Data entries:
▬▬▬
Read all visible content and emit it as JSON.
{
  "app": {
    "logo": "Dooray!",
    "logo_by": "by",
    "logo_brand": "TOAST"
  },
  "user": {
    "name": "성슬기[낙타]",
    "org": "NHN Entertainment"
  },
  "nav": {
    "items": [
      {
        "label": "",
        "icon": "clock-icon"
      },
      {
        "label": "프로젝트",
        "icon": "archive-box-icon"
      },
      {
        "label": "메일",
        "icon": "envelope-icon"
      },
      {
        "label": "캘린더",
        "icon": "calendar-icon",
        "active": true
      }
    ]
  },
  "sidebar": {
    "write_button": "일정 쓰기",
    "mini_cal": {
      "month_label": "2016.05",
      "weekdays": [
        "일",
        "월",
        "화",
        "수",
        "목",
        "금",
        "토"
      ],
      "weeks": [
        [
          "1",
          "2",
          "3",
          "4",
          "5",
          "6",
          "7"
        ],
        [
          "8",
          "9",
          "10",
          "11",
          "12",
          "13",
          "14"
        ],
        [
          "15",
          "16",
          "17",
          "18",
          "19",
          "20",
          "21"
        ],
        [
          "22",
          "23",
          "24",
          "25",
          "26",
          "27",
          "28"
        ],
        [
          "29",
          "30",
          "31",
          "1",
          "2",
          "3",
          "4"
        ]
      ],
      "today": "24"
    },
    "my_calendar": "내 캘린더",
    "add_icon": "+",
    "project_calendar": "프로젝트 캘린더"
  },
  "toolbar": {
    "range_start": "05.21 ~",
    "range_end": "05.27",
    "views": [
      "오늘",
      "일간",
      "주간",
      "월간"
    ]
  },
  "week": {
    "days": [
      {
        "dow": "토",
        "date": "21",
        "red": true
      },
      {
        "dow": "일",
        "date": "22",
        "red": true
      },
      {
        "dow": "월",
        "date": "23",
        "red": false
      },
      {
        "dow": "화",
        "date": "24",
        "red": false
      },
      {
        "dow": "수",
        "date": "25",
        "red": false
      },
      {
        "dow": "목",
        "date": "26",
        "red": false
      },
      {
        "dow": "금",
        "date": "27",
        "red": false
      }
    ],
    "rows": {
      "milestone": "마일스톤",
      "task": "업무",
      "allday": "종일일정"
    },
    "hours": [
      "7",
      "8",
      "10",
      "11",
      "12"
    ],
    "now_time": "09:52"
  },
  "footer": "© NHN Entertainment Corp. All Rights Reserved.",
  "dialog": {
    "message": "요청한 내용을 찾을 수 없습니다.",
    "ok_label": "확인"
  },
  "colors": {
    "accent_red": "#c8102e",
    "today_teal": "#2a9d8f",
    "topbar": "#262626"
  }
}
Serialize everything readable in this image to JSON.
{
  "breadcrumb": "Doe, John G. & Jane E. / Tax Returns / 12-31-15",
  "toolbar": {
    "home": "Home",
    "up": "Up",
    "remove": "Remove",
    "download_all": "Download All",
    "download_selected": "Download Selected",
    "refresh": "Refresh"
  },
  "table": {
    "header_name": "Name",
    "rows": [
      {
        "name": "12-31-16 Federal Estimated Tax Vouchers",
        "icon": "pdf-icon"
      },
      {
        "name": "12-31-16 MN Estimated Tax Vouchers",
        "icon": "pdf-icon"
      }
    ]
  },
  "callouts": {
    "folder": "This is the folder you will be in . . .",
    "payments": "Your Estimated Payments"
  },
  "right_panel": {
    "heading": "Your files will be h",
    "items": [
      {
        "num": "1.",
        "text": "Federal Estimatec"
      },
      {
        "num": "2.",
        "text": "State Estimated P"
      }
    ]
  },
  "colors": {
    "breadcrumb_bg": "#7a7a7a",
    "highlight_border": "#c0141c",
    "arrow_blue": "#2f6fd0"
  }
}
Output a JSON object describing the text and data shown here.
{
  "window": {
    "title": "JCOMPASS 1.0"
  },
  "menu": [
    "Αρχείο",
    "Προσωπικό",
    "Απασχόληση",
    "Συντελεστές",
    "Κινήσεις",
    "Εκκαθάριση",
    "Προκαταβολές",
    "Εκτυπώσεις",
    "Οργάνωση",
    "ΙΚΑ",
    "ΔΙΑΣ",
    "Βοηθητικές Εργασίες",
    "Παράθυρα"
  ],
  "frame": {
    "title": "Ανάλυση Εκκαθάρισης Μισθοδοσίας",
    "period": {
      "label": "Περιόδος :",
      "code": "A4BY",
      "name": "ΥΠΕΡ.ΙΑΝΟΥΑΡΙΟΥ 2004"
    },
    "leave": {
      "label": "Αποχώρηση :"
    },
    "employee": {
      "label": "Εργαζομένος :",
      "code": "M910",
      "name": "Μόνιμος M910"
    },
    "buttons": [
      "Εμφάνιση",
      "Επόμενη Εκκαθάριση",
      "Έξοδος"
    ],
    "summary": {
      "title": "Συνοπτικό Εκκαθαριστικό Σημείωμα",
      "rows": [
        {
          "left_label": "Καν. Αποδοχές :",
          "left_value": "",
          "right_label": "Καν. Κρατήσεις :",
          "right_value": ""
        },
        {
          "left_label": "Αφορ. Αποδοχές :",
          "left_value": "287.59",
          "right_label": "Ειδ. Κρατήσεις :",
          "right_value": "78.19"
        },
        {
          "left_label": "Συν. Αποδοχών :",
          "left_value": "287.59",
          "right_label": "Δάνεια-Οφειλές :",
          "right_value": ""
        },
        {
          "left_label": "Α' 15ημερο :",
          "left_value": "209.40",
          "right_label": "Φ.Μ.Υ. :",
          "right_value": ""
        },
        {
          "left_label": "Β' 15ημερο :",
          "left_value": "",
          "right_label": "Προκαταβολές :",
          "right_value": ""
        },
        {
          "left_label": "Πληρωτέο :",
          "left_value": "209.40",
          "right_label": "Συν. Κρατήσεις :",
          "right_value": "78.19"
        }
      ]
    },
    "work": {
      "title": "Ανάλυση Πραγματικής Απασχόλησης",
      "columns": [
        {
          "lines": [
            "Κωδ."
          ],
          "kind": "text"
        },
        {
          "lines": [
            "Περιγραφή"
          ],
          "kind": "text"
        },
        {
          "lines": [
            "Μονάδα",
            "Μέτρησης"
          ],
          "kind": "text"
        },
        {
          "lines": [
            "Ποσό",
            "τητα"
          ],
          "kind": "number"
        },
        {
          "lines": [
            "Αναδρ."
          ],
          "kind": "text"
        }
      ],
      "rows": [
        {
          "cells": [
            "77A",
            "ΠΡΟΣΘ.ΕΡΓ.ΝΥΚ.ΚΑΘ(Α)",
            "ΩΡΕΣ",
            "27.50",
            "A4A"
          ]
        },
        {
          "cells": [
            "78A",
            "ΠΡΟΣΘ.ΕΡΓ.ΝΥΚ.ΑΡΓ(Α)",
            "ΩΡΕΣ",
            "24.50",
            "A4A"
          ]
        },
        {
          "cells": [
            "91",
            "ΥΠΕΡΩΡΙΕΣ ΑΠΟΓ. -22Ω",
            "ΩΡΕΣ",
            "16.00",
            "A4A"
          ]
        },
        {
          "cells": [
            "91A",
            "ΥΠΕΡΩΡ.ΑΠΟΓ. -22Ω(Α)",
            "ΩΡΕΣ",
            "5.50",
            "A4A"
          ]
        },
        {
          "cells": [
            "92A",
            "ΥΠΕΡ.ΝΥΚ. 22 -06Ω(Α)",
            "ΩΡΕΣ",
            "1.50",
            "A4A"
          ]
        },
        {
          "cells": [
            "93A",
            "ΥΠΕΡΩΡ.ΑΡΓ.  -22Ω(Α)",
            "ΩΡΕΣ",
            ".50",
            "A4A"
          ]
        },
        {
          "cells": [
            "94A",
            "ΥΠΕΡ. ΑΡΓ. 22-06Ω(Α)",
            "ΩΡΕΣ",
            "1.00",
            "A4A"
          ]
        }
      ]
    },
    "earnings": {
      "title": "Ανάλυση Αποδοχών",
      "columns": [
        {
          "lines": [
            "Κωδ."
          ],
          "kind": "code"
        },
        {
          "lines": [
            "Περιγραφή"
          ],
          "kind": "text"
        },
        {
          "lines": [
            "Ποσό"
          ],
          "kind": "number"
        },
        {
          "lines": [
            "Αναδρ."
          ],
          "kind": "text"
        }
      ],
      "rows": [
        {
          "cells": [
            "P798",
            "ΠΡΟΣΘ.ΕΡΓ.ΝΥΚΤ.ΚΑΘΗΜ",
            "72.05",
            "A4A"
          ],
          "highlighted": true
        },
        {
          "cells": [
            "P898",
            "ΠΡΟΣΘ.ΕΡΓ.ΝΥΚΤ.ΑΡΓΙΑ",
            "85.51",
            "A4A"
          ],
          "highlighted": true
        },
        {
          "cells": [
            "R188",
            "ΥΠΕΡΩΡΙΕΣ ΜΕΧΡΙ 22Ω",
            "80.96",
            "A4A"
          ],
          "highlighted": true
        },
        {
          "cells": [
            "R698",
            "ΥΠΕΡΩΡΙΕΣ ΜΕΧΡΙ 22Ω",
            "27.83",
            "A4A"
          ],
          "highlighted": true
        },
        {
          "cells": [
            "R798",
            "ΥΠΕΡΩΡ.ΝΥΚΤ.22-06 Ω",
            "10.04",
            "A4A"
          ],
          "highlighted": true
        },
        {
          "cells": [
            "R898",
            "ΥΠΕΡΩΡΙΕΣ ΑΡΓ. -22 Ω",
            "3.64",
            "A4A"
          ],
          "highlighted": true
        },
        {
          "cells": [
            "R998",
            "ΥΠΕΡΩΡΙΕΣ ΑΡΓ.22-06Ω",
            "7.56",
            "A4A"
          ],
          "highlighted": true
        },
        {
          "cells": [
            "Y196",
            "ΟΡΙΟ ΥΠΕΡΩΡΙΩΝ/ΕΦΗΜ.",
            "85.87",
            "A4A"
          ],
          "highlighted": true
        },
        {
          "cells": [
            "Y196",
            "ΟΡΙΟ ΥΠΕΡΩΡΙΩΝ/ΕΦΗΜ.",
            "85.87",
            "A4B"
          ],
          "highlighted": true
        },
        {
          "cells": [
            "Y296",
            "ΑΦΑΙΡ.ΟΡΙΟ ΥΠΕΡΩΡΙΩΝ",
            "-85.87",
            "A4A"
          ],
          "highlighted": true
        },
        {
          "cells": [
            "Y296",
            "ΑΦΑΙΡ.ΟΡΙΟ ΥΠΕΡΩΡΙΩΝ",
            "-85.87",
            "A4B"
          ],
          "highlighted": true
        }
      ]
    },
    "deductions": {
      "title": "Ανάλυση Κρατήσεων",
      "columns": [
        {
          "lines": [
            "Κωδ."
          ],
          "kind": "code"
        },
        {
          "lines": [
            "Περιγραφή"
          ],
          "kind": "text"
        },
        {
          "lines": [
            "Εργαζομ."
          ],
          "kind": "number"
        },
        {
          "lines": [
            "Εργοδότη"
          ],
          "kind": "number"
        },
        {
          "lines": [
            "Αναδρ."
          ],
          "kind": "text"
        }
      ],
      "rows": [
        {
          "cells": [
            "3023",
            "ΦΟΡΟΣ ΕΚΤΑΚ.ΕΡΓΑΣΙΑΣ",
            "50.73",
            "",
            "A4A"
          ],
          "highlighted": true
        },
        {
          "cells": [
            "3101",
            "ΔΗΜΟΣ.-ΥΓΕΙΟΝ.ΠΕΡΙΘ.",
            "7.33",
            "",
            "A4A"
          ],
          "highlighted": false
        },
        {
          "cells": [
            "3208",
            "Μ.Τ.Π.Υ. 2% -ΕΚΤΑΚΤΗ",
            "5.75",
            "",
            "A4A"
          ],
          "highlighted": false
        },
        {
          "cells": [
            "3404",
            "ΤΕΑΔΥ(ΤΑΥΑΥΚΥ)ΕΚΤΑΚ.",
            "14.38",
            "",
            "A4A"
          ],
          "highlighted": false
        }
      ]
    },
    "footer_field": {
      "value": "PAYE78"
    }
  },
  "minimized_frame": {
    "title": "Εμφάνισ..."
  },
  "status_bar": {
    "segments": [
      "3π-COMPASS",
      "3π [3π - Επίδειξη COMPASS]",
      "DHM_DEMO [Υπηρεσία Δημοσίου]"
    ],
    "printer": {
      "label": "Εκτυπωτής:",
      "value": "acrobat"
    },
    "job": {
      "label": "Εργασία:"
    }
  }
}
▬▬▬
WHAT YOU SHOULD DO: Identify each line in the records above containing the word "Vouchers"; copy those lines.

FULL ANSWER:
        "name": "12-31-16 Federal Estimated Tax Vouchers",
        "name": "12-31-16 MN Estimated Tax Vouchers",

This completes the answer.